**TO DO**. Reproduce each of the lines word for word.

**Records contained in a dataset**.
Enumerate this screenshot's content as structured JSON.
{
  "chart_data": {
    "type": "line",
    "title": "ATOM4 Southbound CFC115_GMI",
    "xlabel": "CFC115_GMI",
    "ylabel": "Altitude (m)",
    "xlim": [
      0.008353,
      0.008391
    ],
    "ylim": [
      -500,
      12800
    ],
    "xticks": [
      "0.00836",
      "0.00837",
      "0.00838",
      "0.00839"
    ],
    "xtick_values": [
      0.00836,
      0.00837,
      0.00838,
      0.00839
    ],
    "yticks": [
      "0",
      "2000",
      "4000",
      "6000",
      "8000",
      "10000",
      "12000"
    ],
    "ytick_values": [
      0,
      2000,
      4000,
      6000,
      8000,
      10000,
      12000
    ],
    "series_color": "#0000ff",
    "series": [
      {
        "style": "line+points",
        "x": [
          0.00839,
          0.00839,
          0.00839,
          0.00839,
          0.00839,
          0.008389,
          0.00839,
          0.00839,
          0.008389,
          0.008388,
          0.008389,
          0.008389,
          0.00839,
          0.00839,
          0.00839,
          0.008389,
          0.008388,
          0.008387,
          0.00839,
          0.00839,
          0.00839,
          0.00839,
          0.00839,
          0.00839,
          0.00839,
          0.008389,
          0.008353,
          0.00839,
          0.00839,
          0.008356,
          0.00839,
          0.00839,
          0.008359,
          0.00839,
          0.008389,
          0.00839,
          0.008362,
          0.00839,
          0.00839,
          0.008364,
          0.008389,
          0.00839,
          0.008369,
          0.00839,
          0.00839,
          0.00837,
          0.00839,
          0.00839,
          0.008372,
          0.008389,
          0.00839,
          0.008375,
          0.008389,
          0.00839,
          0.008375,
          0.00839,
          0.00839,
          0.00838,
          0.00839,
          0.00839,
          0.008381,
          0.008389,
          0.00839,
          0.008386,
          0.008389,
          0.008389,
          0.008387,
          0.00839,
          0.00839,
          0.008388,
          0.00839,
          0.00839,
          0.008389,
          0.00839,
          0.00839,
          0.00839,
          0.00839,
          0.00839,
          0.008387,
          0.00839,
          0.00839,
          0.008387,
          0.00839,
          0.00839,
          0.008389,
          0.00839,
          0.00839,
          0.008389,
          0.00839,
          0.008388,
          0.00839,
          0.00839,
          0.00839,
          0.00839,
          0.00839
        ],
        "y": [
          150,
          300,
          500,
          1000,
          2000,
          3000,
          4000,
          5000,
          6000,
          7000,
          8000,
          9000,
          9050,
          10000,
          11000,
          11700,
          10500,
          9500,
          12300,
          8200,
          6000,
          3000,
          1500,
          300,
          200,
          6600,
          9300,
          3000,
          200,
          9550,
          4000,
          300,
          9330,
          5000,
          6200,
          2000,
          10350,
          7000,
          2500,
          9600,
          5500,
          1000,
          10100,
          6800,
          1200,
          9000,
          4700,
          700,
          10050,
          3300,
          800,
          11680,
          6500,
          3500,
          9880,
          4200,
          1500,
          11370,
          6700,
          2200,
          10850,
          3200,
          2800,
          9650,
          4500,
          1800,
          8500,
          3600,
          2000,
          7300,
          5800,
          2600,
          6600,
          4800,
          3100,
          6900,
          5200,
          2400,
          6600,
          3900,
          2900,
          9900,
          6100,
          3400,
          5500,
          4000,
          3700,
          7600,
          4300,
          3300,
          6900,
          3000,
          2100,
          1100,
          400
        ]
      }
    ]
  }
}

**EXERCISE RESPONSE**.
Enumerate this screenshot's content as structured JSON.
{
  "chart_data": {
    "type": "line",
    "title": "ATOM4 Southbound CFC115_GMI",
    "xlabel": "CFC115_GMI",
    "ylabel": "Altitude (m)",
    "xlim": [
      0.008353,
      0.008391
    ],
    "ylim": [
      -500,
      12800
    ],
    "xticks": [
      "0.00836",
      "0.00837",
      "0.00838",
      "0.00839"
    ],
    "xtick_values": [
      0.00836,
      0.00837,
      0.00838,
      0.00839
    ],
    "yticks": [
      "0",
      "2000",
      "4000",
      "6000",
      "8000",
      "10000",
      "12000"
    ],
    "ytick_values": [
      0,
      2000,
      4000,
      6000,
      8000,
      10000,
      12000
    ],
    "series_color": "#0000ff",
    "series": [
      {
        "style": "line+points",
        "x": [
          0.00839,
          0.00839,
          0.00839,
          0.00839,
          0.00839,
          0.008389,
          0.00839,
          0.00839,
          0.008389,
          0.008388,
          0.008389,
          0.008389,
          0.00839,
          0.00839,
          0.00839,
          0.008389,
          0.008388,
          0.008387,
          0.00839,
          0.00839,
          0.00839,
          0.00839,
          0.00839,
          0.00839,
          0.00839,
          0.008389,
          0.008353,
          0.00839,
          0.00839,
          0.008356,
          0.00839,
          0.00839,
          0.008359,
          0.00839,
          0.008389,
          0.00839,
          0.008362,
          0.00839,
          0.00839,
          0.008364,
          0.008389,
          0.00839,
          0.008369,
          0.00839,
          0.00839,
          0.00837,
          0.00839,
          0.00839,
          0.008372,
          0.008389,
          0.00839,
          0.008375,
          0.008389,
          0.00839,
          0.008375,
          0.00839,
          0.00839,
          0.00838,
          0.00839,
          0.00839,
          0.008381,
          0.008389,
          0.00839,
          0.008386,
          0.008389,
          0.008389,
          0.008387,
          0.00839,
          0.00839,
          0.008388,
          0.00839,
          0.00839,
          0.008389,
          0.00839,
          0.00839,
          0.00839,
          0.00839,
          0.00839,
          0.008387,
          0.00839,
          0.00839,
          0.008387,
          0.00839,
          0.00839,
          0.008389,
          0.00839,
          0.00839,
          0.008389,
          0.00839,
          0.008388,
          0.00839,
          0.00839,
          0.00839,
          0.00839,
          0.00839
        ],
        "y": [
          150,
          300,
          500,
          1000,
          2000,
          3000,
          4000,
          5000,
          6000,
          7000,
          8000,
          9000,
          9050,
          10000,
          11000,
          11700,
          10500,
          9500,
          12300,
          8200,
          6000,
          3000,
          1500,
          300,
          200,
          6600,
          9300,
          3000,
          200,
          9550,
          4000,
          300,
          9330,
          5000,
          6200,
          2000,
          10350,
          7000,
          2500,
          9600,
          5500,
          1000,
          10100,
          6800,
          1200,
          9000,
          4700,
          700,
          10050,
          3300,
          800,
          11680,
          6500,
          3500,
          9880,
          4200,
          1500,
          11370,
          6700,
          2200,
          10850,
          3200,
          2800,
          9650,
          4500,
          1800,
          8500,
          3600,
          2000,
          7300,
          5800,
          2600,
          6600,
          4800,
          3100,
          6900,
          5200,
          2400,
          6600,
          3900,
          2900,
          9900,
          6100,
          3400,
          5500,
          4000,
          3700,
          7600,
          4300,
          3300,
          6900,
          3000,
          2100,
          1100,
          400
        ]
      }
    ]
  }
}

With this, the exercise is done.